Problem
Print each of the following entries verbatim, line by line and with no changes.

---*---

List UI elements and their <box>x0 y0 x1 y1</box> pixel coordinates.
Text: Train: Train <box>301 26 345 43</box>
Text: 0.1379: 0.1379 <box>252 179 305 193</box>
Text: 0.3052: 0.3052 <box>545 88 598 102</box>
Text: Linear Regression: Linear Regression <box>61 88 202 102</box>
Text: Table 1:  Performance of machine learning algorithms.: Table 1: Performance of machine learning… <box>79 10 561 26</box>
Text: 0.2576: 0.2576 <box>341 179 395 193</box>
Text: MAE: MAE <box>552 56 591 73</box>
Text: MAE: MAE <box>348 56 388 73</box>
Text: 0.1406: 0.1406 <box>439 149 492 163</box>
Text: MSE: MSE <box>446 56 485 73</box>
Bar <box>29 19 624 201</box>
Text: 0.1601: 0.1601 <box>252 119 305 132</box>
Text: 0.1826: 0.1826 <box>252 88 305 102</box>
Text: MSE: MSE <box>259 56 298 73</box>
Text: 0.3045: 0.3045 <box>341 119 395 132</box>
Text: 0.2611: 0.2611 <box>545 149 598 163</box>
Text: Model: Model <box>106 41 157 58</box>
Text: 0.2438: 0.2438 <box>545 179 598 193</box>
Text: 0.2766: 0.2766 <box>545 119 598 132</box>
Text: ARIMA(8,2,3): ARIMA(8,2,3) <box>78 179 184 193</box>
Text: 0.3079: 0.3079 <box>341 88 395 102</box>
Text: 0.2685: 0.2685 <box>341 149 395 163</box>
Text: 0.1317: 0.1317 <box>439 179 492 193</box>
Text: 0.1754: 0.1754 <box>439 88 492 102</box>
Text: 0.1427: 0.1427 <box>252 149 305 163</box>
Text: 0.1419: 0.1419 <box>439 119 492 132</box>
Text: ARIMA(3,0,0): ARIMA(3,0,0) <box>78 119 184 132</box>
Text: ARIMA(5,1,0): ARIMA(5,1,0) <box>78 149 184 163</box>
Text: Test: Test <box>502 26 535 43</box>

---*---

Result of the exercise
List UI elements and their <box>x0 y0 x1 y1</box> pixel coordinates.
Text: Train: Train <box>301 26 345 43</box>
Text: 0.1379: 0.1379 <box>252 179 305 193</box>
Text: 0.3052: 0.3052 <box>545 88 598 102</box>
Text: Linear Regression: Linear Regression <box>61 88 202 102</box>
Text: Table 1:  Performance of machine learning algorithms.: Table 1: Performance of machine learning… <box>79 10 561 26</box>
Text: 0.2576: 0.2576 <box>341 179 395 193</box>
Text: MAE: MAE <box>552 56 591 73</box>
Text: MAE: MAE <box>348 56 388 73</box>
Text: 0.1406: 0.1406 <box>439 149 492 163</box>
Text: MSE: MSE <box>446 56 485 73</box>
Bar <box>29 19 624 201</box>
Text: 0.1601: 0.1601 <box>252 119 305 132</box>
Text: 0.1826: 0.1826 <box>252 88 305 102</box>
Text: MSE: MSE <box>259 56 298 73</box>
Text: 0.3045: 0.3045 <box>341 119 395 132</box>
Text: 0.2611: 0.2611 <box>545 149 598 163</box>
Text: Model: Model <box>106 41 157 58</box>
Text: 0.2438: 0.2438 <box>545 179 598 193</box>
Text: 0.2766: 0.2766 <box>545 119 598 132</box>
Text: ARIMA(8,2,3): ARIMA(8,2,3) <box>78 179 184 193</box>
Text: 0.3079: 0.3079 <box>341 88 395 102</box>
Text: 0.2685: 0.2685 <box>341 149 395 163</box>
Text: 0.1317: 0.1317 <box>439 179 492 193</box>
Text: 0.1754: 0.1754 <box>439 88 492 102</box>
Text: 0.1427: 0.1427 <box>252 149 305 163</box>
Text: 0.1419: 0.1419 <box>439 119 492 132</box>
Text: ARIMA(3,0,0): ARIMA(3,0,0) <box>78 119 184 132</box>
Text: ARIMA(5,1,0): ARIMA(5,1,0) <box>78 149 184 163</box>
Text: Test: Test <box>502 26 535 43</box>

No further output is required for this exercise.